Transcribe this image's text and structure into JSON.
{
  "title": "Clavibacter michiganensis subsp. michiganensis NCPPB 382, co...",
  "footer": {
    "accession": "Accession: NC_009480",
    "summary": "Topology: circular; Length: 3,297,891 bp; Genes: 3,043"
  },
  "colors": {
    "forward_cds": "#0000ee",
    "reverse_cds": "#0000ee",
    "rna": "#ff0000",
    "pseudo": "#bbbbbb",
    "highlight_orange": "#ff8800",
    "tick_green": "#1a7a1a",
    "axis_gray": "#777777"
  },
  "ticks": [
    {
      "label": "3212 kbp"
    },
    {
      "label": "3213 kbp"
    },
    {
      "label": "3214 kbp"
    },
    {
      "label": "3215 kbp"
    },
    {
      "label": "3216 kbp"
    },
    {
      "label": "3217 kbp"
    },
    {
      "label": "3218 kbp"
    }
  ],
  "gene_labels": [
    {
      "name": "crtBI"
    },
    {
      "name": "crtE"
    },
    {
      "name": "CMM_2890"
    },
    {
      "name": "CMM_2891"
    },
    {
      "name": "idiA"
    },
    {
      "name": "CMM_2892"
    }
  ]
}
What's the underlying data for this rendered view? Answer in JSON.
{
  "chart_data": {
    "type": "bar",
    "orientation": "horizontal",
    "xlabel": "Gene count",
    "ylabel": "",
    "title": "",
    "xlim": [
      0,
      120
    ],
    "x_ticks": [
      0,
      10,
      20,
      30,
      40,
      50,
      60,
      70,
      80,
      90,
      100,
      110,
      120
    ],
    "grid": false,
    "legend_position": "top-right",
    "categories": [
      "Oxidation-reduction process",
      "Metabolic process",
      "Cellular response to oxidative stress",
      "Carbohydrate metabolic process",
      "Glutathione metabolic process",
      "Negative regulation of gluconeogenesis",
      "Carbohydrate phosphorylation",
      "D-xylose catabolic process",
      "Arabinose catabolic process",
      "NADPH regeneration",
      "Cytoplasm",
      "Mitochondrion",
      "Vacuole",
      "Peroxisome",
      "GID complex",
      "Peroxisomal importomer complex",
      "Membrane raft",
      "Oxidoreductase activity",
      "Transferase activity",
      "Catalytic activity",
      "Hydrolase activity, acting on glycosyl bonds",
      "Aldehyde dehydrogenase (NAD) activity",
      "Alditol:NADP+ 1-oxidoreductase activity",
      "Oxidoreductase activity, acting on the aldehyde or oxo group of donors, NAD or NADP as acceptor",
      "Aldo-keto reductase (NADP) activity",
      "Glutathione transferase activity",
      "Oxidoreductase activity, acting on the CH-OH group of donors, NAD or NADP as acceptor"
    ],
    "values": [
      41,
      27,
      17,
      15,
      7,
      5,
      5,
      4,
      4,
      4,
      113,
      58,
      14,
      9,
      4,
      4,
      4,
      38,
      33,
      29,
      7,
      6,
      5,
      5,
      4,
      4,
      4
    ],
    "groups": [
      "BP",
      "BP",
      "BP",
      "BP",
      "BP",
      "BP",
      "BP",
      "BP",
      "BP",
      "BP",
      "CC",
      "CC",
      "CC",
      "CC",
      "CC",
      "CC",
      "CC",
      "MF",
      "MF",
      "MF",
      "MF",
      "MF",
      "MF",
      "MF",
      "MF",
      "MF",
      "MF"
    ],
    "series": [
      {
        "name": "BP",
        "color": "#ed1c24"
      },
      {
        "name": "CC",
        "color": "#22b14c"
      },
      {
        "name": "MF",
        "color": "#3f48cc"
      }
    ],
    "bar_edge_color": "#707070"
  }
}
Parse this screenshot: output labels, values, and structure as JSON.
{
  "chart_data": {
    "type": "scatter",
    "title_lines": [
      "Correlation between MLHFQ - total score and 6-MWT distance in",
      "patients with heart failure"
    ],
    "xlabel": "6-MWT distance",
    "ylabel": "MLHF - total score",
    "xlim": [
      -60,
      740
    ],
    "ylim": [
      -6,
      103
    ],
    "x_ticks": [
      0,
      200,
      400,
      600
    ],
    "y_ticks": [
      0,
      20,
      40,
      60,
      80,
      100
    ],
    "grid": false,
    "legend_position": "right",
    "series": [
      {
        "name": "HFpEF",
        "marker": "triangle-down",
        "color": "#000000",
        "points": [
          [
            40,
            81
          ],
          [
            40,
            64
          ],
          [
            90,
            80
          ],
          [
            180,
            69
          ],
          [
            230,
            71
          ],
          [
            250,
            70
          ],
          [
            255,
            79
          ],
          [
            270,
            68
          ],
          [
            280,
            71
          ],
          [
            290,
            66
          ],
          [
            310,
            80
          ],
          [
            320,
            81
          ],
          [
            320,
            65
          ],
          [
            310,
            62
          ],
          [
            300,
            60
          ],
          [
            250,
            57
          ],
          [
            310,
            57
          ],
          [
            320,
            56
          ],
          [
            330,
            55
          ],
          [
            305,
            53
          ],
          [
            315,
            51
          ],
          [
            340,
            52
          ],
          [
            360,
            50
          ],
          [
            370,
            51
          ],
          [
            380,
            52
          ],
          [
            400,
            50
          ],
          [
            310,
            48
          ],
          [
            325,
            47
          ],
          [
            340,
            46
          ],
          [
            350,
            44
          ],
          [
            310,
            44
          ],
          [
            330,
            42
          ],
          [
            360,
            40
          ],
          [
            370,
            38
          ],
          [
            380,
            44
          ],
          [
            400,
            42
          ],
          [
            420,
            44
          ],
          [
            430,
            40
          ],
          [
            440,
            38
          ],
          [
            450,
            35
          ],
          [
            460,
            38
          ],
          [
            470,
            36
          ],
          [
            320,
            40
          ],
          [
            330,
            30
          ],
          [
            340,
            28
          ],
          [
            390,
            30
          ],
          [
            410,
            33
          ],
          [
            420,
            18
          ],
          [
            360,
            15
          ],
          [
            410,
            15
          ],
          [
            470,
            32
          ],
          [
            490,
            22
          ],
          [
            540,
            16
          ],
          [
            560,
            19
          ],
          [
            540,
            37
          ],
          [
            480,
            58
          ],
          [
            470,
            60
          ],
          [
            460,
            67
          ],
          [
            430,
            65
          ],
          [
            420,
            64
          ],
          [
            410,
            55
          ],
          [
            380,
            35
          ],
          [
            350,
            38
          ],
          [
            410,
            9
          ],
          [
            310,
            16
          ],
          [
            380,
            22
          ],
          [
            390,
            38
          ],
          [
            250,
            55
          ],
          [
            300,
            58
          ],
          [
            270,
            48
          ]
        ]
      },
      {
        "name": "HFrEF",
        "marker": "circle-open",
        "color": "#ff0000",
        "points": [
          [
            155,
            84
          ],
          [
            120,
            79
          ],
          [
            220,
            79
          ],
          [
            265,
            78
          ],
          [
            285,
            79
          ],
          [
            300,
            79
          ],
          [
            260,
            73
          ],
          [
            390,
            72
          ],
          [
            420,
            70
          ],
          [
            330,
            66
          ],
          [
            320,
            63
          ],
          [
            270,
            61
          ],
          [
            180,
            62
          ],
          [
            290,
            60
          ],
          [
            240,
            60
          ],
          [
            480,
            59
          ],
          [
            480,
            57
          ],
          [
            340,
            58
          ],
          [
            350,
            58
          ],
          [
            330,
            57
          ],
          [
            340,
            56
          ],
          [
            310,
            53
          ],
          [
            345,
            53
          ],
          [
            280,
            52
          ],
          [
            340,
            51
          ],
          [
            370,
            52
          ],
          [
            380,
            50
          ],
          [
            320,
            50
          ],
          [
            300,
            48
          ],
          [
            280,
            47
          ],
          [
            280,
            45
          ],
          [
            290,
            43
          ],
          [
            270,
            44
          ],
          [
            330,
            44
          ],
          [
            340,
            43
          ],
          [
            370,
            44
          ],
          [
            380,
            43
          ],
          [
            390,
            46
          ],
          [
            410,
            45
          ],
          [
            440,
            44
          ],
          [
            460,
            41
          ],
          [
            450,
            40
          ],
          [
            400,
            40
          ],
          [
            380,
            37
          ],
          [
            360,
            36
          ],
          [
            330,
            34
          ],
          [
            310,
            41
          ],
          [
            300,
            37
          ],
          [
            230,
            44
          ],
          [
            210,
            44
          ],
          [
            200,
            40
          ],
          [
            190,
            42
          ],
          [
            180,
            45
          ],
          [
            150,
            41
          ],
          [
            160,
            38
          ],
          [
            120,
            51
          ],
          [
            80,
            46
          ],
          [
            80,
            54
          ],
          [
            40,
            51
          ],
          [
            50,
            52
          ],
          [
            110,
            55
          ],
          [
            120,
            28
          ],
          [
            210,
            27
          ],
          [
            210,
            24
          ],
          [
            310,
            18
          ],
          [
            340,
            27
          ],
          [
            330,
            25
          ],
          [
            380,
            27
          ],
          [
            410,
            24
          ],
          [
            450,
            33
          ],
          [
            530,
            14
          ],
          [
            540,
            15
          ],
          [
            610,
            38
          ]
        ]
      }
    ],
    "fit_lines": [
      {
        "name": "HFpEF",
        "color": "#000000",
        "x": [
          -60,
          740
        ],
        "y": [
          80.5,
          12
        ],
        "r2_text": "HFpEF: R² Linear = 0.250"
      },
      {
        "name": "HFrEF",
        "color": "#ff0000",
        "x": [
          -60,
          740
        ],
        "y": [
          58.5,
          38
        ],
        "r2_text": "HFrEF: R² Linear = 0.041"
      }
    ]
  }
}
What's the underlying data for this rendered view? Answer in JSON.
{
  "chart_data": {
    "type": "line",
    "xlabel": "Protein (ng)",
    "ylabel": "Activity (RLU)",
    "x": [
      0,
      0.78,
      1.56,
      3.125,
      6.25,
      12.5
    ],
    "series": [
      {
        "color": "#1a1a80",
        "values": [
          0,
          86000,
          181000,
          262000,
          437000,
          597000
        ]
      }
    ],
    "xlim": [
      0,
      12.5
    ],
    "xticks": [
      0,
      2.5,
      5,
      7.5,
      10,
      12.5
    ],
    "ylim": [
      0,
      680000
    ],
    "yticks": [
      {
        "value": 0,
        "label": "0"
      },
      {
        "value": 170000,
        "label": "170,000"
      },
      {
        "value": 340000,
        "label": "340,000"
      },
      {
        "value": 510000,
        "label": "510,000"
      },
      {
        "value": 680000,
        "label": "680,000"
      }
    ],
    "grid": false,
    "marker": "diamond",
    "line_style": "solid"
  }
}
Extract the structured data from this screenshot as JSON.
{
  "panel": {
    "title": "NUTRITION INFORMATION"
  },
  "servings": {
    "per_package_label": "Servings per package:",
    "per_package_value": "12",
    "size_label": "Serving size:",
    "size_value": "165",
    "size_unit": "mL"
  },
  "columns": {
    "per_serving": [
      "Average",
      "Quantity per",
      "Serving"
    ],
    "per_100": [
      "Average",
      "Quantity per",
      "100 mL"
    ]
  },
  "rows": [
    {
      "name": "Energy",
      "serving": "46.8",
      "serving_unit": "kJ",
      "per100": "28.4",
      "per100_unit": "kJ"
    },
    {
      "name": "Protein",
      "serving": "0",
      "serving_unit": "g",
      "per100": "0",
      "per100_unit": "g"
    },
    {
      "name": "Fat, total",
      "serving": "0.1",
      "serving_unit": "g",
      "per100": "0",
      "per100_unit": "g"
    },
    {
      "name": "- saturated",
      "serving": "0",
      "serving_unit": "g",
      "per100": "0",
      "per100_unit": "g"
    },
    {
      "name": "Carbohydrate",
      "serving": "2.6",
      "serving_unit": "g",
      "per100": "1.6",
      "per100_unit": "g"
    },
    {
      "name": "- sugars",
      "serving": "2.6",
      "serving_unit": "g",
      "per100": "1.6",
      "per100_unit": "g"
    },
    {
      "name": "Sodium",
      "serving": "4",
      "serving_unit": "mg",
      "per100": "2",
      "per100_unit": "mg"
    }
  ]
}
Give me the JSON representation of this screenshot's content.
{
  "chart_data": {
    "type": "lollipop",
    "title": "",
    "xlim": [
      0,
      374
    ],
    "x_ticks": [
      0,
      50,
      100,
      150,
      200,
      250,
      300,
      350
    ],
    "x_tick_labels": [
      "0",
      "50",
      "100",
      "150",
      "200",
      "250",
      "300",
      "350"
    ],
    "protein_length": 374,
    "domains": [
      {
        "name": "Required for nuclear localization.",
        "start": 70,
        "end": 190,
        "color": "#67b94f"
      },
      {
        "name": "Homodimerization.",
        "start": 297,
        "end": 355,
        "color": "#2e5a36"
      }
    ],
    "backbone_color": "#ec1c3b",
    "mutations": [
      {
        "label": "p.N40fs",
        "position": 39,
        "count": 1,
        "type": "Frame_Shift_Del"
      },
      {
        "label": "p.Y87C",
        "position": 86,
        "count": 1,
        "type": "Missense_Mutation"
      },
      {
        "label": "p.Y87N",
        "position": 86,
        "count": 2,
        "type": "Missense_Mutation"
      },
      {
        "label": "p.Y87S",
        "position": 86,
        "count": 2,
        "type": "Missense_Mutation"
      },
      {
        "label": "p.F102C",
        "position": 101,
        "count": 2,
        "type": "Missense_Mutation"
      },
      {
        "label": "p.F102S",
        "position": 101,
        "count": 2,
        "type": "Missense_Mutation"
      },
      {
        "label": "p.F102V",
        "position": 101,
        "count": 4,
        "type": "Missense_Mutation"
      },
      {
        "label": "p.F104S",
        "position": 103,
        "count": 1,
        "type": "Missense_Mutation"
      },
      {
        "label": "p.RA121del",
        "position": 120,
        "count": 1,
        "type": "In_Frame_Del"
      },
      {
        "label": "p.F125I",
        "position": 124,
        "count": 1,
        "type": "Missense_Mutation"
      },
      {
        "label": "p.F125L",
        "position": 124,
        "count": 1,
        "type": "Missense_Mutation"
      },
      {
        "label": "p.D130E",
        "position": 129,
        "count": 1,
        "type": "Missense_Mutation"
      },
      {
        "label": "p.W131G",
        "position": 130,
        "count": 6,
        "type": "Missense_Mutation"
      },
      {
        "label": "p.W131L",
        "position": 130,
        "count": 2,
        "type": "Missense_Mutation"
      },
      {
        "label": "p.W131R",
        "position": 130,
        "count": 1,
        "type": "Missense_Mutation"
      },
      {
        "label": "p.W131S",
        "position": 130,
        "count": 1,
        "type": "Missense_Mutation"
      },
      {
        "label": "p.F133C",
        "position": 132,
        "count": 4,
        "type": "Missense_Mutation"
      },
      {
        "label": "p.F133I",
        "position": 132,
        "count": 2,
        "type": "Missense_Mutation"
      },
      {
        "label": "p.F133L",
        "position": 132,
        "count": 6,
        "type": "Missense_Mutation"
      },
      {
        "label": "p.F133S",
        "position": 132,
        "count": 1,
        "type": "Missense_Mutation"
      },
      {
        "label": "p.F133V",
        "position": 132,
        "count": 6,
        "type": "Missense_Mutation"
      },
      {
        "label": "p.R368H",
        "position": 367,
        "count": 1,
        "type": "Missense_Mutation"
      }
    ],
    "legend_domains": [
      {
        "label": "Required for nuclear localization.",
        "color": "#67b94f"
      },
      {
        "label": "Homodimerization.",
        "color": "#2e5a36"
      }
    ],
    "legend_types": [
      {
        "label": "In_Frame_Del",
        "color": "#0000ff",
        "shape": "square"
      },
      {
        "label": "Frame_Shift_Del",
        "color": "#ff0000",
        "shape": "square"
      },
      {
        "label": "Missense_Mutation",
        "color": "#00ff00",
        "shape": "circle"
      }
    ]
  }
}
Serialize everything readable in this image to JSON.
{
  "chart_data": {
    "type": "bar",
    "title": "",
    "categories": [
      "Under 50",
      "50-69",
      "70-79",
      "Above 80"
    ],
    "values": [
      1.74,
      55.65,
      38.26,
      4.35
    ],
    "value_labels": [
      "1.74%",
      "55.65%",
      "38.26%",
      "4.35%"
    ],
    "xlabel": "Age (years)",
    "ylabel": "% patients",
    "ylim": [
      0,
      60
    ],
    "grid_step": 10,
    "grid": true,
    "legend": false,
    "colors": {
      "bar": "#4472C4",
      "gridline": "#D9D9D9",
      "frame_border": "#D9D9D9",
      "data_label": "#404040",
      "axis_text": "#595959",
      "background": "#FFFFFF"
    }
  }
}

====

What is being asked:
Among the lines of the material above, tally those containing "xlabel" and respond with the total only.

Written reply:
4